(What you have to do) Copy each line of the records that contains the word "values".

————

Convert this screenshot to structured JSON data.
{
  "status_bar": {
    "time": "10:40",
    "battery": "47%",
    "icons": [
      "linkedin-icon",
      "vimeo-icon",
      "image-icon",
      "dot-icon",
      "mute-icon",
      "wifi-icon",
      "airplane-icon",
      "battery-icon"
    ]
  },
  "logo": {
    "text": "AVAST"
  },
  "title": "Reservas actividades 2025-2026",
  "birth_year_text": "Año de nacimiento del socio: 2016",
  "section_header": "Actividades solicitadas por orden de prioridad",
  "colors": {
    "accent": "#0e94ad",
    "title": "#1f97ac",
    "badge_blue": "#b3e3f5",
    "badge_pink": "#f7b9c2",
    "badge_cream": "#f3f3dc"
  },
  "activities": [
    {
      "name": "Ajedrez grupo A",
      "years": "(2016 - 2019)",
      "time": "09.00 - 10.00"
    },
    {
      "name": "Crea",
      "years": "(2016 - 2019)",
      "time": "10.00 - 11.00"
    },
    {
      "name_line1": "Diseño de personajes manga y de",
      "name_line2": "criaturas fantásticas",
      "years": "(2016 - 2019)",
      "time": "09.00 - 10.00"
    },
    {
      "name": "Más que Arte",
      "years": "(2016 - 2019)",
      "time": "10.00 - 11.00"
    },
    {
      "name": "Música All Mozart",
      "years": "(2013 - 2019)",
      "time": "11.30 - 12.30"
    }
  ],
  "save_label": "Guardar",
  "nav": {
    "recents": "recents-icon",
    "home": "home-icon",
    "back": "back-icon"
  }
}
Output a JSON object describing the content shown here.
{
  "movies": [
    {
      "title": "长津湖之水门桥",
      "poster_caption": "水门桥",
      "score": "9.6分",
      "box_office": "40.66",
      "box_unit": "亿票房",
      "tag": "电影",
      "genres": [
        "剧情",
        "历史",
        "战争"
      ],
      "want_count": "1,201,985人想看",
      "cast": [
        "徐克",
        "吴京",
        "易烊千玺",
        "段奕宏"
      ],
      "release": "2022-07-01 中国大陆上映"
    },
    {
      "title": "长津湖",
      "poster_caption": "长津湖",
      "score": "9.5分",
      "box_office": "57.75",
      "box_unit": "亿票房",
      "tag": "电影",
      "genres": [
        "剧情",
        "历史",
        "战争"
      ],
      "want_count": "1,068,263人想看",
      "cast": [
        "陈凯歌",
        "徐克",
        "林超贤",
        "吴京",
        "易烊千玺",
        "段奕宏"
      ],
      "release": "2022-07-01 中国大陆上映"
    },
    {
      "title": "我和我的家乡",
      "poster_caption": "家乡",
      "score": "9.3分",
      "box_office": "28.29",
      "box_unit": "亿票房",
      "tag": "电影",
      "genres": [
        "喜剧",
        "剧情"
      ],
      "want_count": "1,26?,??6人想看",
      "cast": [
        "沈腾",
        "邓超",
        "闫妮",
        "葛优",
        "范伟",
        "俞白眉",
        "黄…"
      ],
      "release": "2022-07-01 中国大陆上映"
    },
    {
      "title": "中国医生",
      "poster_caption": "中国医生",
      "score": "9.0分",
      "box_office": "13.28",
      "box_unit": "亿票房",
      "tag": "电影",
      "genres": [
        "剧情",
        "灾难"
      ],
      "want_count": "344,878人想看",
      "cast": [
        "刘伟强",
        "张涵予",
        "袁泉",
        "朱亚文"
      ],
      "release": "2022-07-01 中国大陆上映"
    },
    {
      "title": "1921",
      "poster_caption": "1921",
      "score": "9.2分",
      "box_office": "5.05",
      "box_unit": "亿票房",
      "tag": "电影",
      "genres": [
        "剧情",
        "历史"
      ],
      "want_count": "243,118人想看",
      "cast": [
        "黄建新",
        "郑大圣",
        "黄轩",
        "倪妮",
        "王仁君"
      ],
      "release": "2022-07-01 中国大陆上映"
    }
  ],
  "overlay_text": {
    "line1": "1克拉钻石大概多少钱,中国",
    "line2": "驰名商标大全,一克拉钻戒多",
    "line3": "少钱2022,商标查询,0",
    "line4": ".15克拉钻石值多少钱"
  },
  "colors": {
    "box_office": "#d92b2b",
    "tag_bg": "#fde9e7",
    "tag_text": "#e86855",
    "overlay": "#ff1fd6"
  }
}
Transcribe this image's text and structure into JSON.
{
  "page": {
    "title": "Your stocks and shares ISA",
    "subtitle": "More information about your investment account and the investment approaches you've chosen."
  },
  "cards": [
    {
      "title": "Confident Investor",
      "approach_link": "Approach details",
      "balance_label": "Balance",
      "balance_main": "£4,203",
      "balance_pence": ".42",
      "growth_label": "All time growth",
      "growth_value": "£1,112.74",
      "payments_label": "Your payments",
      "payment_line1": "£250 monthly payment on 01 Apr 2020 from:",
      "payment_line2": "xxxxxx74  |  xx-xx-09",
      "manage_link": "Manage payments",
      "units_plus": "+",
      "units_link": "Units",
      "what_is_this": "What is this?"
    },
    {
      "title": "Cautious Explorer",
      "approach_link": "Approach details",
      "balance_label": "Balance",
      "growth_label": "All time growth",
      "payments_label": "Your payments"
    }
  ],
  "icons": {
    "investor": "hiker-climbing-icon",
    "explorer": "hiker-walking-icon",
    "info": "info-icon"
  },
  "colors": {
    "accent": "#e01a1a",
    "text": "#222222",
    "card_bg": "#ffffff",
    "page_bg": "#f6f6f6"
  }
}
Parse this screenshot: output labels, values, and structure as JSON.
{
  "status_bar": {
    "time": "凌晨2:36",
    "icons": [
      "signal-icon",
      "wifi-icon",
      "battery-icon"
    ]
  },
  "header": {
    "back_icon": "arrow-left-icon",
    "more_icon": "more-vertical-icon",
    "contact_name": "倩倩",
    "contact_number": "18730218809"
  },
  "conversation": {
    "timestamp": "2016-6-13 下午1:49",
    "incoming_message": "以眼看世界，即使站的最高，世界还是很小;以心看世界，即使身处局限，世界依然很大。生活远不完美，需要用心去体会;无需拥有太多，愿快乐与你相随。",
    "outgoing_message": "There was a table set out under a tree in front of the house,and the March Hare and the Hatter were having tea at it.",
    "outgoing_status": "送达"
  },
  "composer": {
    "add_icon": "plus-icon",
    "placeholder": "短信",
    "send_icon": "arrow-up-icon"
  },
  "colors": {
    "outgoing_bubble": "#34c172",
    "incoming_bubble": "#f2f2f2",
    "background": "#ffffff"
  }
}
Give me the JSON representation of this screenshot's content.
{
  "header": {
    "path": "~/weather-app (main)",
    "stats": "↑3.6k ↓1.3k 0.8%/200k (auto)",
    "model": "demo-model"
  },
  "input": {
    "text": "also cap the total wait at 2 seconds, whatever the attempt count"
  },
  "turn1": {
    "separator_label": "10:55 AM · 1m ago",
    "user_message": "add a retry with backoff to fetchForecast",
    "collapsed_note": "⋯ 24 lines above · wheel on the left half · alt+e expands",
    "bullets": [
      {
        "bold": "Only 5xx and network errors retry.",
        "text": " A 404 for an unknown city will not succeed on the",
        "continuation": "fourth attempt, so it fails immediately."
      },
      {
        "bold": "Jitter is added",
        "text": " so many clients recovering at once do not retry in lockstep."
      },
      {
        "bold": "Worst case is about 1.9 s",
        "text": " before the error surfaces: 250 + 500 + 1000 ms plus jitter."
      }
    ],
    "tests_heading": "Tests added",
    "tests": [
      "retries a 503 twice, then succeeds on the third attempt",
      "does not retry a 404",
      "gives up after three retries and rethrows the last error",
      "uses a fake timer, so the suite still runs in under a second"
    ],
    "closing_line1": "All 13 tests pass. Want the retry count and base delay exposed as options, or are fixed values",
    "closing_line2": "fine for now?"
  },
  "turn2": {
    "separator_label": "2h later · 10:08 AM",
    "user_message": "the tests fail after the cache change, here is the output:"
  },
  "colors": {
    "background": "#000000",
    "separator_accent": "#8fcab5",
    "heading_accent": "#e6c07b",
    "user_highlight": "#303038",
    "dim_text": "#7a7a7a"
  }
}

————

(Exercise result)
Parse this screenshot: output labels, values, and structure as JSON.
    "closing_line1": "All 13 tests pass. Want the retry count and base delay exposed as options, or are fixed values",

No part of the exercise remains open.